_Material supplied_.
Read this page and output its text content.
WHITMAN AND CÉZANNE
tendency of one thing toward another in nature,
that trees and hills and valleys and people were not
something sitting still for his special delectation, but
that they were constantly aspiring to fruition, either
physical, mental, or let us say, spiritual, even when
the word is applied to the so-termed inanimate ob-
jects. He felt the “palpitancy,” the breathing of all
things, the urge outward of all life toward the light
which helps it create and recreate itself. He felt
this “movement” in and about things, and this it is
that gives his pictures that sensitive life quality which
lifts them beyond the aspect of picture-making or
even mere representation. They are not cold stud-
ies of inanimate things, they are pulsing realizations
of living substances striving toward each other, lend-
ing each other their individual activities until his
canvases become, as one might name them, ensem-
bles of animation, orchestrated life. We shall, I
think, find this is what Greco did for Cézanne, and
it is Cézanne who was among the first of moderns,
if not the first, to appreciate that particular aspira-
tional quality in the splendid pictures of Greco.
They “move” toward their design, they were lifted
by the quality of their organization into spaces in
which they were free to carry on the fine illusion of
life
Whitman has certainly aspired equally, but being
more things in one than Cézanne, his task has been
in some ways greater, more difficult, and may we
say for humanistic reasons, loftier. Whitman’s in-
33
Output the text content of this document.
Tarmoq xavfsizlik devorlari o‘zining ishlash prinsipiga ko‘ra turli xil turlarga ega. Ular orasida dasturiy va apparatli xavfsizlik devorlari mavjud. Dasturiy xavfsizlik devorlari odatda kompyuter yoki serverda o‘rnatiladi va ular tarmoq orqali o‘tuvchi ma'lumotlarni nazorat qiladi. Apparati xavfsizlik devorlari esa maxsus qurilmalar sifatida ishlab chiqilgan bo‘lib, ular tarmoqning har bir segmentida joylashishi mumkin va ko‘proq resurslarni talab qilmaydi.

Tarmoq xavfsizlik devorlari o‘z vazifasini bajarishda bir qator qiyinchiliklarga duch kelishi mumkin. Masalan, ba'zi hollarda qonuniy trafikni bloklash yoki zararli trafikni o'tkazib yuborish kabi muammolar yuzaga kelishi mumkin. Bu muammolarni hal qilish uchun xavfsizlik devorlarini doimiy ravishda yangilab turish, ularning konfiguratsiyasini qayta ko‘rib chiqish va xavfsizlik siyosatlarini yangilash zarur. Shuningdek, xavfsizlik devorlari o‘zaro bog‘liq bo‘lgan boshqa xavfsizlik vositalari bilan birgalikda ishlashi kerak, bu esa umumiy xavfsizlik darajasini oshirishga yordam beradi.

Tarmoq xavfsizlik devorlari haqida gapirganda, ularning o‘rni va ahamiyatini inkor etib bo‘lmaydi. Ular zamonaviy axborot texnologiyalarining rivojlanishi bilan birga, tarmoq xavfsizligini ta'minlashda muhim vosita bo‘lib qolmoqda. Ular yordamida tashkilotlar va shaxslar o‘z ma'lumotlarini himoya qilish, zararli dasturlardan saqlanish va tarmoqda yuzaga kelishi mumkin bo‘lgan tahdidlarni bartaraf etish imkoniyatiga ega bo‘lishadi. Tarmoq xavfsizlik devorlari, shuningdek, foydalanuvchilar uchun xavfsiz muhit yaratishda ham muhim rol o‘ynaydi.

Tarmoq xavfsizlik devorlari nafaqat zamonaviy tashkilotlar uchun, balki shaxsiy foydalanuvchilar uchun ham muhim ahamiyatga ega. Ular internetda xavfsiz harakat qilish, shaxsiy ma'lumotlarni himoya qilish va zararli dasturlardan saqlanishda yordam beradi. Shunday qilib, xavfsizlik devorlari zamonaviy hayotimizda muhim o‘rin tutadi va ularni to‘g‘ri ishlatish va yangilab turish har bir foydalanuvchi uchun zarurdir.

_Given exercise_.
Retype all of the entries precisely as they are.

_Written answer_.
Read this page and output its text content.
WHITMAN AND CÉZANNE
tendency of one thing toward another in nature,
that trees and hills and valleys and people were not
something sitting still for his special delectation, but
that they were constantly aspiring to fruition, either
physical, mental, or let us say, spiritual, even when
the word is applied to the so-termed inanimate ob-
jects. He felt the “palpitancy,” the breathing of all
things, the urge outward of all life toward the light
which helps it create and recreate itself. He felt
this “movement” in and about things, and this it is
that gives his pictures that sensitive life quality which
lifts them beyond the aspect of picture-making or
even mere representation. They are not cold stud-
ies of inanimate things, they are pulsing realizations
of living substances striving toward each other, lend-
ing each other their individual activities until his
canvases become, as one might name them, ensem-
bles of animation, orchestrated life. We shall, I
think, find this is what Greco did for Cézanne, and
it is Cézanne who was among the first of moderns,
if not the first, to appreciate that particular aspira-
tional quality in the splendid pictures of Greco.
They “move” toward their design, they were lifted
by the quality of their organization into spaces in
which they were free to carry on the fine illusion of
life
Whitman has certainly aspired equally, but being
more things in one than Cézanne, his task has been
in some ways greater, more difficult, and may we
say for humanistic reasons, loftier. Whitman’s in-
33
Output the text content of this document.
Tarmoq xavfsizlik devorlari o‘zining ishlash prinsipiga ko‘ra turli xil turlarga ega. Ular orasida dasturiy va apparatli xavfsizlik devorlari mavjud. Dasturiy xavfsizlik devorlari odatda kompyuter yoki serverda o‘rnatiladi va ular tarmoq orqali o‘tuvchi ma'lumotlarni nazorat qiladi. Apparati xavfsizlik devorlari esa maxsus qurilmalar sifatida ishlab chiqilgan bo‘lib, ular tarmoqning har bir segmentida joylashishi mumkin va ko‘proq resurslarni talab qilmaydi.

Tarmoq xavfsizlik devorlari o‘z vazifasini bajarishda bir qator qiyinchiliklarga duch kelishi mumkin. Masalan, ba'zi hollarda qonuniy trafikni bloklash yoki zararli trafikni o'tkazib yuborish kabi muammolar yuzaga kelishi mumkin. Bu muammolarni hal qilish uchun xavfsizlik devorlarini doimiy ravishda yangilab turish, ularning konfiguratsiyasini qayta ko‘rib chiqish va xavfsizlik siyosatlarini yangilash zarur. Shuningdek, xavfsizlik devorlari o‘zaro bog‘liq bo‘lgan boshqa xavfsizlik vositalari bilan birgalikda ishlashi kerak, bu esa umumiy xavfsizlik darajasini oshirishga yordam beradi.

Tarmoq xavfsizlik devorlari haqida gapirganda, ularning o‘rni va ahamiyatini inkor etib bo‘lmaydi. Ular zamonaviy axborot texnologiyalarining rivojlanishi bilan birga, tarmoq xavfsizligini ta'minlashda muhim vosita bo‘lib qolmoqda. Ular yordamida tashkilotlar va shaxslar o‘z ma'lumotlarini himoya qilish, zararli dasturlardan saqlanish va tarmoqda yuzaga kelishi mumkin bo‘lgan tahdidlarni bartaraf etish imkoniyatiga ega bo‘lishadi. Tarmoq xavfsizlik devorlari, shuningdek, foydalanuvchilar uchun xavfsiz muhit yaratishda ham muhim rol o‘ynaydi.

Tarmoq xavfsizlik devorlari nafaqat zamonaviy tashkilotlar uchun, balki shaxsiy foydalanuvchilar uchun ham muhim ahamiyatga ega. Ular internetda xavfsiz harakat qilish, shaxsiy ma'lumotlarni himoya qilish va zararli dasturlardan saqlanishda yordam beradi. Shunday qilib, xavfsizlik devorlari zamonaviy hayotimizda muhim o‘rin tutadi va ularni to‘g‘ri ishlatish va yangilab turish har bir foydalanuvchi uchun zarurdir.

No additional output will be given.